*Extracted material*:
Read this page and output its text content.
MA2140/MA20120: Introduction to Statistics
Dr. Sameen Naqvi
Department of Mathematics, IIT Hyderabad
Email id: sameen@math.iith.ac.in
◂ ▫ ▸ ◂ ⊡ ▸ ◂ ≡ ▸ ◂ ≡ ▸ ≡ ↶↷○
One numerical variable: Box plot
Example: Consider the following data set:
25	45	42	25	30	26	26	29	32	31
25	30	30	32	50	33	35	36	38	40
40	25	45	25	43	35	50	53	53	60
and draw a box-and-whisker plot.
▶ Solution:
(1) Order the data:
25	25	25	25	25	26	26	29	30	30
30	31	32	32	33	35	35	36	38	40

*Goal of the exercise*:
Identify the lines above that contain the word "data", then copy them.

*The reply*:
Example: Consider the following data set:
(1) Order the data:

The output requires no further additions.